**What you should do:** Collect all lines below with the string "that".

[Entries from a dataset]
— begin —
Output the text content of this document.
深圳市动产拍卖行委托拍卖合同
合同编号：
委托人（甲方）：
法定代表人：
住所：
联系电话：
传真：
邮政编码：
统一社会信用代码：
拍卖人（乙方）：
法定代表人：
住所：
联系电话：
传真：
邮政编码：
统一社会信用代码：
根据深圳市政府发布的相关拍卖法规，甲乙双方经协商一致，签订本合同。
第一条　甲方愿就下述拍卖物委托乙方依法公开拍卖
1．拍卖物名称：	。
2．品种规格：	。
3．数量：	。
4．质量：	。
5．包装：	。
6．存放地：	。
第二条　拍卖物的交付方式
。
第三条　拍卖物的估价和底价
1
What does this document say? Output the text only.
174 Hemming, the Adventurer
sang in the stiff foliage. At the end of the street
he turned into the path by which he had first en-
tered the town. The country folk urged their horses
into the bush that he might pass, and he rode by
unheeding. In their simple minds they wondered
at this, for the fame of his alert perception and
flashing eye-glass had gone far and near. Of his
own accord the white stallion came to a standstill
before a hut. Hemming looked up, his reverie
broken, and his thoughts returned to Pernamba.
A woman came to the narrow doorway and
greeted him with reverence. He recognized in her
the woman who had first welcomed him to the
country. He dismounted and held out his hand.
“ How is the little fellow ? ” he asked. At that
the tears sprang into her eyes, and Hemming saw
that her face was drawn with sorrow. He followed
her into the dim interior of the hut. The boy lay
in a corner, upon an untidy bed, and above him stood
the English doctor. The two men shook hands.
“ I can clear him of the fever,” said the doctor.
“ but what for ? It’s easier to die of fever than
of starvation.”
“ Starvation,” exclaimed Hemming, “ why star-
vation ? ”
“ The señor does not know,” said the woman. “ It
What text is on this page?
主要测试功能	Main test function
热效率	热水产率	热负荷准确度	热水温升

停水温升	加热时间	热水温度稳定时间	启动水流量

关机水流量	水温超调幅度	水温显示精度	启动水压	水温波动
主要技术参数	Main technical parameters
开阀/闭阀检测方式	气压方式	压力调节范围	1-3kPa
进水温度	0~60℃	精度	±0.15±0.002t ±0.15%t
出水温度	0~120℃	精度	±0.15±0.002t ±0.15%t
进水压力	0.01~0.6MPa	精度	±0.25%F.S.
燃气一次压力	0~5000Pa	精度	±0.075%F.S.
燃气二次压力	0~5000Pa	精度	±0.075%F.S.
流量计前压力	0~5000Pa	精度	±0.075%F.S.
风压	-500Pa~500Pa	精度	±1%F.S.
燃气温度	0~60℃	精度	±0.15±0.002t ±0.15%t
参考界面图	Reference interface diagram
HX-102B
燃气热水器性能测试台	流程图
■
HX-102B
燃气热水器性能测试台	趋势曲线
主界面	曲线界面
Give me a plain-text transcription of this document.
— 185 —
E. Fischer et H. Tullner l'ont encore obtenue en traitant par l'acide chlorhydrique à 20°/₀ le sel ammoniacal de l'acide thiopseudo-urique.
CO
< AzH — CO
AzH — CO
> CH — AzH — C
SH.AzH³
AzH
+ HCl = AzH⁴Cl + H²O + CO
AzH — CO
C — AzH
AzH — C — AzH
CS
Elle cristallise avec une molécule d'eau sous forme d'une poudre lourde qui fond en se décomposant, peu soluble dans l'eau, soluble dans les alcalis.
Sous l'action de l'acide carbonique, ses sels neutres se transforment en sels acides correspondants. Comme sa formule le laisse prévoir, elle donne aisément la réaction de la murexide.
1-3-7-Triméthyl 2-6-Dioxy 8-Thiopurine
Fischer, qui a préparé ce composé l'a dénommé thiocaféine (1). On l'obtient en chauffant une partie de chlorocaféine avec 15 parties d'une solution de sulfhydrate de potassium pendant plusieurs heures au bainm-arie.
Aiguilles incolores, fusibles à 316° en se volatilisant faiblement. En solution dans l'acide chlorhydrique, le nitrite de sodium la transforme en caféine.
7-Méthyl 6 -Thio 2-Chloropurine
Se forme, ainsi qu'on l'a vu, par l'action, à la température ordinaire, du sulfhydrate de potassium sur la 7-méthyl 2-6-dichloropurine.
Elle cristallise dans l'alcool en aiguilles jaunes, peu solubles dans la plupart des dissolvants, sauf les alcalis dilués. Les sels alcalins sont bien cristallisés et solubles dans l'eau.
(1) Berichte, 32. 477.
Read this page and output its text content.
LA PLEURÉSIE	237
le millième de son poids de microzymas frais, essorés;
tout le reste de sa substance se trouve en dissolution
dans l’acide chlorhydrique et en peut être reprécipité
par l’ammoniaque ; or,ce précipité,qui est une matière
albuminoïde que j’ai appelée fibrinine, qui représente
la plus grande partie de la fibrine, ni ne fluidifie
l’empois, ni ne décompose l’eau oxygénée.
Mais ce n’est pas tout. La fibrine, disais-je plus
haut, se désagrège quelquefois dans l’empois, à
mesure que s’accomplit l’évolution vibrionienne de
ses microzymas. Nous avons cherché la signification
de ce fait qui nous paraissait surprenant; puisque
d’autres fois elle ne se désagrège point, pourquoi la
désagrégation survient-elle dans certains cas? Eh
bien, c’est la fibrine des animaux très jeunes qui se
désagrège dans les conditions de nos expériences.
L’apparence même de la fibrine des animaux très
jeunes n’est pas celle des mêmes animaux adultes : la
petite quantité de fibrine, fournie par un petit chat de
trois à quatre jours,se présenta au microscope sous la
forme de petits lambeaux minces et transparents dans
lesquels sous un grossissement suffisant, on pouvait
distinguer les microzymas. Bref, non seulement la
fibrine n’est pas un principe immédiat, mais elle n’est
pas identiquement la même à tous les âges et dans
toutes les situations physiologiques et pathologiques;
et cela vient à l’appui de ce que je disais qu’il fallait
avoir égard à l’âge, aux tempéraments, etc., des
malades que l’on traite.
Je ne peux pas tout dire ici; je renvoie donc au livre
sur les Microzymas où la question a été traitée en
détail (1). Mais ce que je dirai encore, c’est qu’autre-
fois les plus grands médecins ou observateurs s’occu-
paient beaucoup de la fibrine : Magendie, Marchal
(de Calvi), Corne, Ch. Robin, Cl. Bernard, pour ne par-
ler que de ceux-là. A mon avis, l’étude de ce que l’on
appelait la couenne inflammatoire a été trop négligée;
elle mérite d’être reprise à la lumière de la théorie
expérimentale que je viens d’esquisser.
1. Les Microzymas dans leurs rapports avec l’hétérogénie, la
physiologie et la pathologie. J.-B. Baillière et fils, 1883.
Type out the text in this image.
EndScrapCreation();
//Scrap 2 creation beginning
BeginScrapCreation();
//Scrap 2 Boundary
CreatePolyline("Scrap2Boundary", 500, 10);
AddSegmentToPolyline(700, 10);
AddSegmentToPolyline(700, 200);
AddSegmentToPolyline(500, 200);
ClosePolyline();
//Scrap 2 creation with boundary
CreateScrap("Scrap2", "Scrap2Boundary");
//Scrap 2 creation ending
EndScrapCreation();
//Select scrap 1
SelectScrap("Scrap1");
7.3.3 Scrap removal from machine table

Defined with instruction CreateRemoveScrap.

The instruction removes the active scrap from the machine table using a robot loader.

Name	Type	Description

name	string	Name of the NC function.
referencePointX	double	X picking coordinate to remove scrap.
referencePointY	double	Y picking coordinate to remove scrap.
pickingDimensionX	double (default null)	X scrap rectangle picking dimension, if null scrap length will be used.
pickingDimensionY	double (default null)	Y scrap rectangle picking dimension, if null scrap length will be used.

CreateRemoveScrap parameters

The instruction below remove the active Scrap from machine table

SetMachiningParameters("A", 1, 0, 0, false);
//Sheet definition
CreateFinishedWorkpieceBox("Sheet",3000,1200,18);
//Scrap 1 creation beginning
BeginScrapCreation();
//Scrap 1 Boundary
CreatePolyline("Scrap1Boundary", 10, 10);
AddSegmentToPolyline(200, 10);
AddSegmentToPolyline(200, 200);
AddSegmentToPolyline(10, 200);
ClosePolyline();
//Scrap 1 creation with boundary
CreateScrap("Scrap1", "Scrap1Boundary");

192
— end —
**Completed exercise:**
into the bush that he might pass, and he rode by
“ How is the little fellow ? ” he asked. At that
that her face was drawn with sorrow. He followed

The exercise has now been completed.